Retype all the entries word for word, but omit the pictures.

◆ Records provided:
★ ★ ★ ★ ★

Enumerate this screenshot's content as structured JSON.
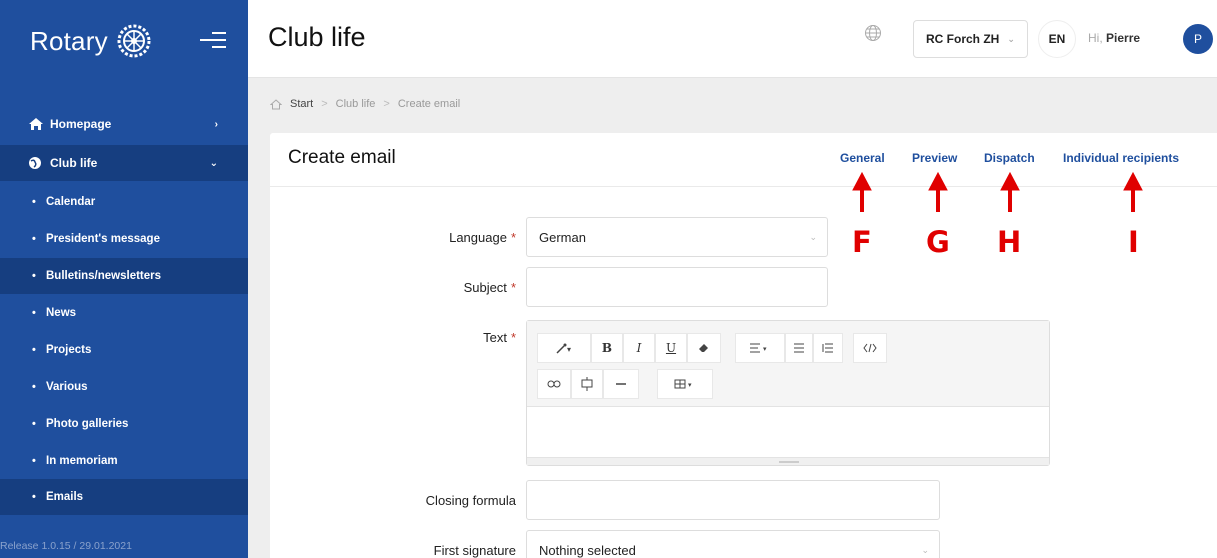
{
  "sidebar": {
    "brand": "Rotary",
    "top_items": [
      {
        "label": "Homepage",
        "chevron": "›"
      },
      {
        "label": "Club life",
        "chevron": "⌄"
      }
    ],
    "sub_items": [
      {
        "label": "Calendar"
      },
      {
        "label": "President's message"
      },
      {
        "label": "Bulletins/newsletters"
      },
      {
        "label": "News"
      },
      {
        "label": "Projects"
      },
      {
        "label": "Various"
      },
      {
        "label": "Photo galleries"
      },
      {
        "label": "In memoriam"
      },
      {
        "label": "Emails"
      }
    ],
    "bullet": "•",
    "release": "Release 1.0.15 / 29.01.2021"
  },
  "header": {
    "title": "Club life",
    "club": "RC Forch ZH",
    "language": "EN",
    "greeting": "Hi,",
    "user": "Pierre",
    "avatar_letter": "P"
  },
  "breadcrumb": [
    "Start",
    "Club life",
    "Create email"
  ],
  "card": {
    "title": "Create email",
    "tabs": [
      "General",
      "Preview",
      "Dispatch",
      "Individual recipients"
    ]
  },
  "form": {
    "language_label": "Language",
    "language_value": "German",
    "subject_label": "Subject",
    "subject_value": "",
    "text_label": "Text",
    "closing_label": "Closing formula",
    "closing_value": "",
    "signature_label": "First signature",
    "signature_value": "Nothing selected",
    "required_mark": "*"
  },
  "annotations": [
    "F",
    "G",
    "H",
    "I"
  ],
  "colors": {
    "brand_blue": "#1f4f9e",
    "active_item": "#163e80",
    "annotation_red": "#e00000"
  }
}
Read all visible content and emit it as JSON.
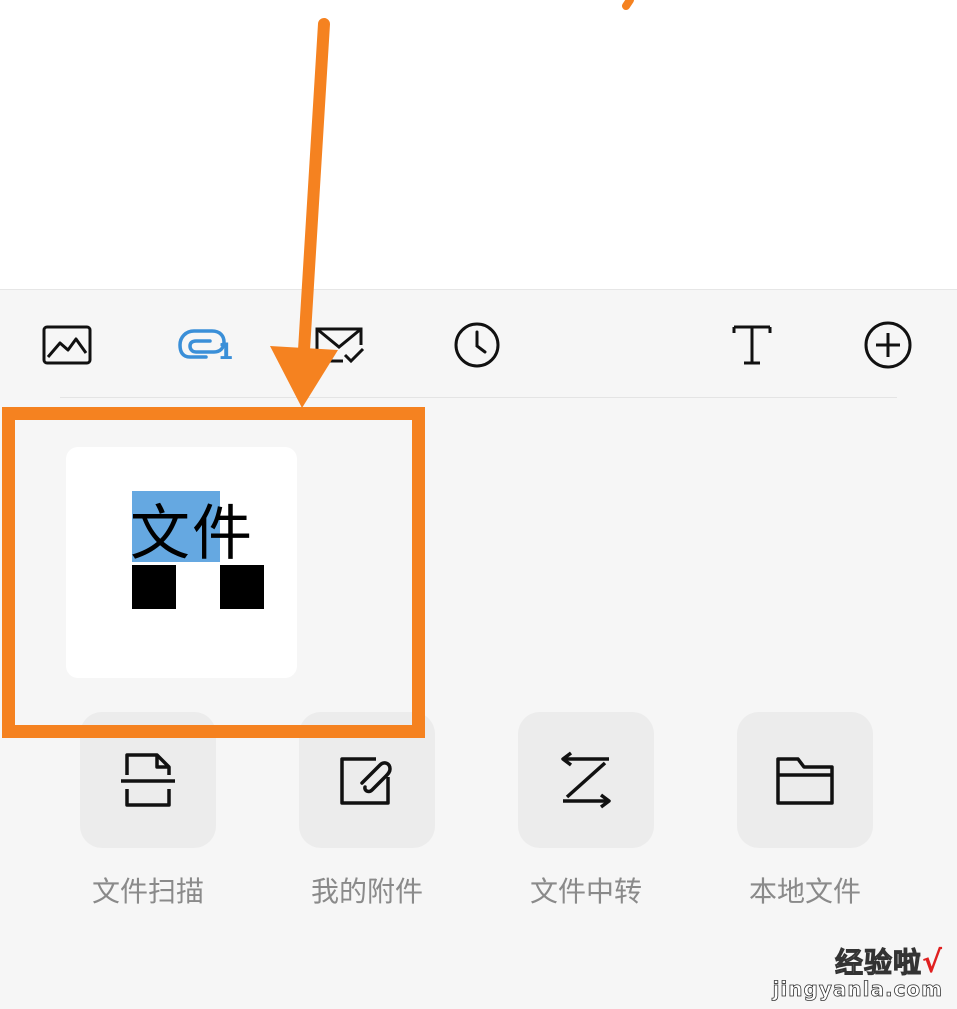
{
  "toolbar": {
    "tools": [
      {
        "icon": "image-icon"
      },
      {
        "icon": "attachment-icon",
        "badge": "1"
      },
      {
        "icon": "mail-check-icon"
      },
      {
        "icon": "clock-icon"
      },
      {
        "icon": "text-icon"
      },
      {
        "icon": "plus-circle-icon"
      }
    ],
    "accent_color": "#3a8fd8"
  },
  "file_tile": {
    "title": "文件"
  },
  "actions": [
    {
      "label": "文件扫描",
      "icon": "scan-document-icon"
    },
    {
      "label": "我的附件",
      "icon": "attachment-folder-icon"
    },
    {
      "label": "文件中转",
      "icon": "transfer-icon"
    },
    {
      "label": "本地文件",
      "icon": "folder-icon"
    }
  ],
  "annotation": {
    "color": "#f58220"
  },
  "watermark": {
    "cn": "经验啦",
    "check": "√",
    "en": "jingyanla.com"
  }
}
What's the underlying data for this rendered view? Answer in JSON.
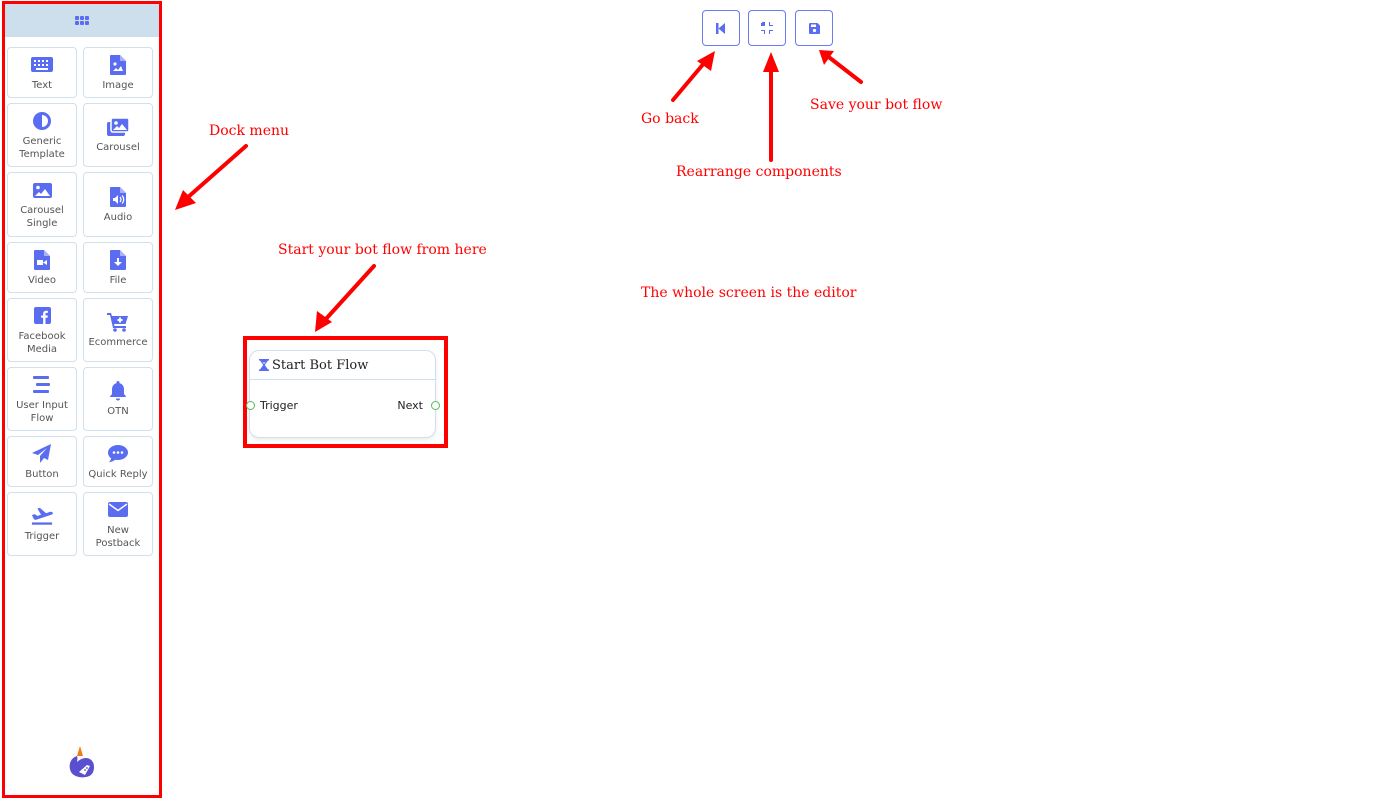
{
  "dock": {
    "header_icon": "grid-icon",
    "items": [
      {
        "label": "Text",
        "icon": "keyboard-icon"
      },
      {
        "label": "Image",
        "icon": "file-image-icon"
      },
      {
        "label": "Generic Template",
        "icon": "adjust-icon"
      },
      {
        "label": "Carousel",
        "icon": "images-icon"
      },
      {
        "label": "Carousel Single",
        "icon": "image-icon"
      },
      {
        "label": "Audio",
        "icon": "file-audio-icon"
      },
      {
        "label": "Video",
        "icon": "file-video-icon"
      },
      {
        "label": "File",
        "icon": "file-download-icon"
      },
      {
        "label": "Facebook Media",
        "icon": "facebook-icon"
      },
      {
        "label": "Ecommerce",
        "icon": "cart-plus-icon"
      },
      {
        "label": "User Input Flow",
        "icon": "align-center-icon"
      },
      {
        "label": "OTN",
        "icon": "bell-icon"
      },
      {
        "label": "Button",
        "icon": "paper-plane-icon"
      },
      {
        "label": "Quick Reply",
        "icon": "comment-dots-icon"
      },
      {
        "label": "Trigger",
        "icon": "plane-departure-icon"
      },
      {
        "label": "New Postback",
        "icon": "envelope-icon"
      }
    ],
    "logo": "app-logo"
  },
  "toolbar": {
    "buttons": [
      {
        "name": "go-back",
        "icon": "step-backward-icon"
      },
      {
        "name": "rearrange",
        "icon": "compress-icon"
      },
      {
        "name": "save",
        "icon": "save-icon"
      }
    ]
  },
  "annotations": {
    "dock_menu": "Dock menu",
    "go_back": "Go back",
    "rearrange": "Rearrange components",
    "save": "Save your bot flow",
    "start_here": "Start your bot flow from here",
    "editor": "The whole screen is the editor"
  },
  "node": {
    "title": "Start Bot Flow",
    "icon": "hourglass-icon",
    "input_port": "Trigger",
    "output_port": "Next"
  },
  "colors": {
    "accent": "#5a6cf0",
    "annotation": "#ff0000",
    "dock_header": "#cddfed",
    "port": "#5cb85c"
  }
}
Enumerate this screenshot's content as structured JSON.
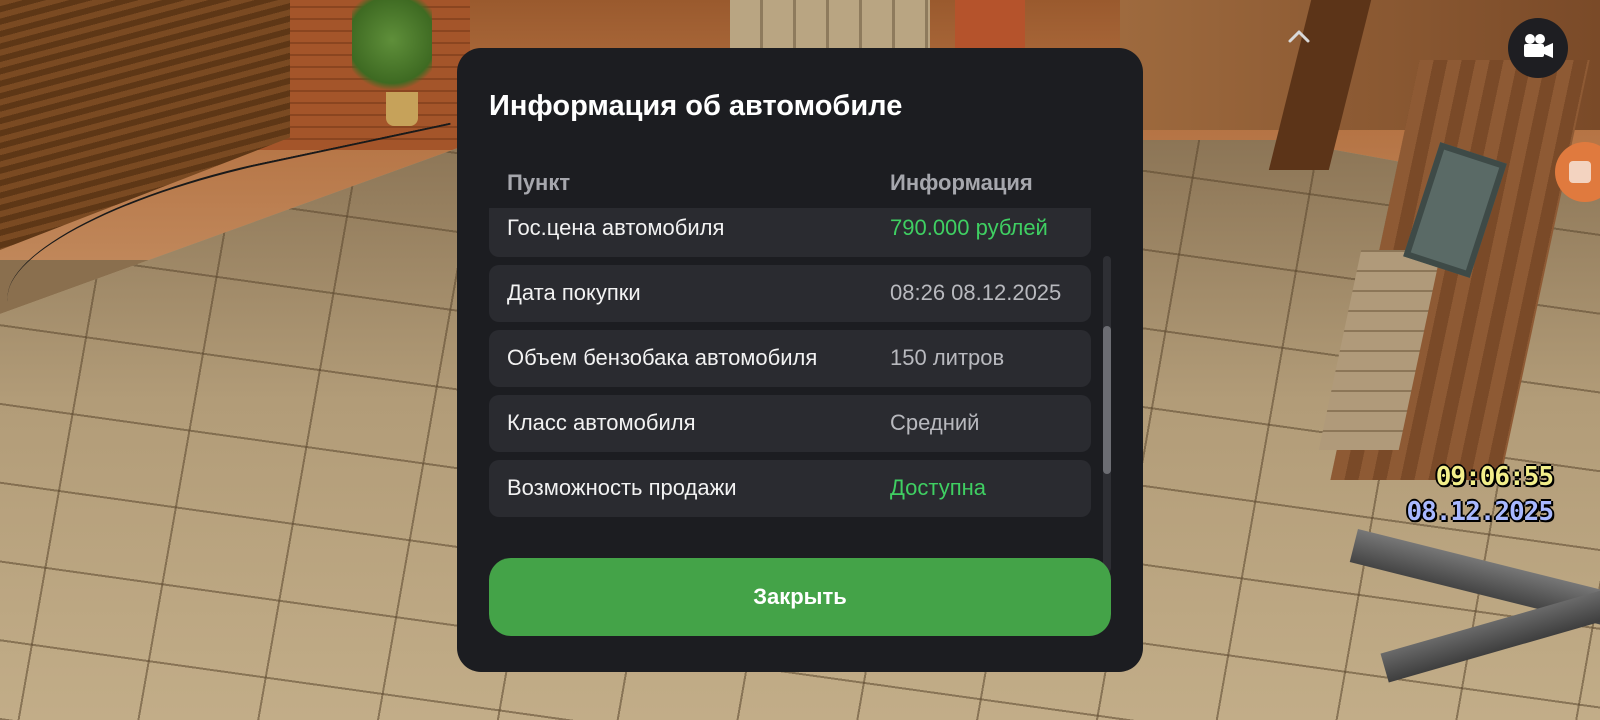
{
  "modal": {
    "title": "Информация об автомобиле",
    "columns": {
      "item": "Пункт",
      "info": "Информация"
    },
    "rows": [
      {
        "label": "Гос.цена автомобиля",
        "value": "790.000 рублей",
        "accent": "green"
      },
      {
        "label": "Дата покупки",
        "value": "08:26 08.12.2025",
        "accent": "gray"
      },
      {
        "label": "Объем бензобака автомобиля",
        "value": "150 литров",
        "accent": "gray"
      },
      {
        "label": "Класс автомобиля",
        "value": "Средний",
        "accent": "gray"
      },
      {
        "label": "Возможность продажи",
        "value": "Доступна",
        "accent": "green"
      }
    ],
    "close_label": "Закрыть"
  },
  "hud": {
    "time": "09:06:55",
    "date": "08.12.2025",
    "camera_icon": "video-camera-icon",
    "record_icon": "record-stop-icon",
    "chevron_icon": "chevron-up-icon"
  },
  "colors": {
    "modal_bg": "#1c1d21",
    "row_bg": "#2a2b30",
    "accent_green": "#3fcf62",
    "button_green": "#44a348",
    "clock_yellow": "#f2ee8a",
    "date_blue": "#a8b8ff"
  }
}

★ ★ ★ ★ ★

◆ The answer:
Enumerate this screenshot's content as structured JSON.
{
  "sidebar": {
    "brand": "Rotary",
    "top_items": [
      {
        "label": "Homepage",
        "chevron": "›"
      },
      {
        "label": "Club life",
        "chevron": "⌄"
      }
    ],
    "sub_items": [
      {
        "label": "Calendar"
      },
      {
        "label": "President's message"
      },
      {
        "label": "Bulletins/newsletters"
      },
      {
        "label": "News"
      },
      {
        "label": "Projects"
      },
      {
        "label": "Various"
      },
      {
        "label": "Photo galleries"
      },
      {
        "label": "In memoriam"
      },
      {
        "label": "Emails"
      }
    ],
    "bullet": "•",
    "release": "Release 1.0.15 / 29.01.2021"
  },
  "header": {
    "title": "Club life",
    "club": "RC Forch ZH",
    "language": "EN",
    "greeting": "Hi,",
    "user": "Pierre",
    "avatar_letter": "P"
  },
  "breadcrumb": [
    "Start",
    "Club life",
    "Create email"
  ],
  "card": {
    "title": "Create email",
    "tabs": [
      "General",
      "Preview",
      "Dispatch",
      "Individual recipients"
    ]
  },
  "form": {
    "language_label": "Language",
    "language_value": "German",
    "subject_label": "Subject",
    "subject_value": "",
    "text_label": "Text",
    "closing_label": "Closing formula",
    "closing_value": "",
    "signature_label": "First signature",
    "signature_value": "Nothing selected",
    "required_mark": "*"
  },
  "annotations": [
    "F",
    "G",
    "H",
    "I"
  ],
  "colors": {
    "brand_blue": "#1f4f9e",
    "active_item": "#163e80",
    "annotation_red": "#e00000"
  }
}
Read all visible content and emit it as JSON.
{
  "toolbar": {
    "tools": [
      {
        "icon": "image-icon"
      },
      {
        "icon": "attachment-icon",
        "badge": "1"
      },
      {
        "icon": "mail-check-icon"
      },
      {
        "icon": "clock-icon"
      },
      {
        "icon": "text-icon"
      },
      {
        "icon": "plus-circle-icon"
      }
    ],
    "accent_color": "#3a8fd8"
  },
  "file_tile": {
    "title": "文件"
  },
  "actions": [
    {
      "label": "文件扫描",
      "icon": "scan-document-icon"
    },
    {
      "label": "我的附件",
      "icon": "attachment-folder-icon"
    },
    {
      "label": "文件中转",
      "icon": "transfer-icon"
    },
    {
      "label": "本地文件",
      "icon": "folder-icon"
    }
  ],
  "annotation": {
    "color": "#f58220"
  },
  "watermark": {
    "cn": "经验啦",
    "check": "√",
    "en": "jingyanla.com"
  }
}
What's the underlying data for this rendered view? Answer in JSON.
{
  "dock": {
    "header_icon": "grid-icon",
    "items": [
      {
        "label": "Text",
        "icon": "keyboard-icon"
      },
      {
        "label": "Image",
        "icon": "file-image-icon"
      },
      {
        "label": "Generic Template",
        "icon": "adjust-icon"
      },
      {
        "label": "Carousel",
        "icon": "images-icon"
      },
      {
        "label": "Carousel Single",
        "icon": "image-icon"
      },
      {
        "label": "Audio",
        "icon": "file-audio-icon"
      },
      {
        "label": "Video",
        "icon": "file-video-icon"
      },
      {
        "label": "File",
        "icon": "file-download-icon"
      },
      {
        "label": "Facebook Media",
        "icon": "facebook-icon"
      },
      {
        "label": "Ecommerce",
        "icon": "cart-plus-icon"
      },
      {
        "label": "User Input Flow",
        "icon": "align-center-icon"
      },
      {
        "label": "OTN",
        "icon": "bell-icon"
      },
      {
        "label": "Button",
        "icon": "paper-plane-icon"
      },
      {
        "label": "Quick Reply",
        "icon": "comment-dots-icon"
      },
      {
        "label": "Trigger",
        "icon": "plane-departure-icon"
      },
      {
        "label": "New Postback",
        "icon": "envelope-icon"
      }
    ],
    "logo": "app-logo"
  },
  "toolbar": {
    "buttons": [
      {
        "name": "go-back",
        "icon": "step-backward-icon"
      },
      {
        "name": "rearrange",
        "icon": "compress-icon"
      },
      {
        "name": "save",
        "icon": "save-icon"
      }
    ]
  },
  "annotations": {
    "dock_menu": "Dock menu",
    "go_back": "Go back",
    "rearrange": "Rearrange components",
    "save": "Save your bot flow",
    "start_here": "Start your bot flow from here",
    "editor": "The whole screen is the editor"
  },
  "node": {
    "title": "Start Bot Flow",
    "icon": "hourglass-icon",
    "input_port": "Trigger",
    "output_port": "Next"
  },
  "colors": {
    "accent": "#5a6cf0",
    "annotation": "#ff0000",
    "dock_header": "#cddfed",
    "port": "#5cb85c"
  }
}
Enumerate this screenshot's content as structured JSON.
{
  "modal": {
    "title": "Информация об автомобиле",
    "columns": {
      "item": "Пункт",
      "info": "Информация"
    },
    "rows": [
      {
        "label": "Гос.цена автомобиля",
        "value": "790.000 рублей",
        "accent": "green"
      },
      {
        "label": "Дата покупки",
        "value": "08:26 08.12.2025",
        "accent": "gray"
      },
      {
        "label": "Объем бензобака автомобиля",
        "value": "150 литров",
        "accent": "gray"
      },
      {
        "label": "Класс автомобиля",
        "value": "Средний",
        "accent": "gray"
      },
      {
        "label": "Возможность продажи",
        "value": "Доступна",
        "accent": "green"
      }
    ],
    "close_label": "Закрыть"
  },
  "hud": {
    "time": "09:06:55",
    "date": "08.12.2025",
    "camera_icon": "video-camera-icon",
    "record_icon": "record-stop-icon",
    "chevron_icon": "chevron-up-icon"
  },
  "colors": {
    "modal_bg": "#1c1d21",
    "row_bg": "#2a2b30",
    "accent_green": "#3fcf62",
    "button_green": "#44a348",
    "clock_yellow": "#f2ee8a",
    "date_blue": "#a8b8ff"
  }
}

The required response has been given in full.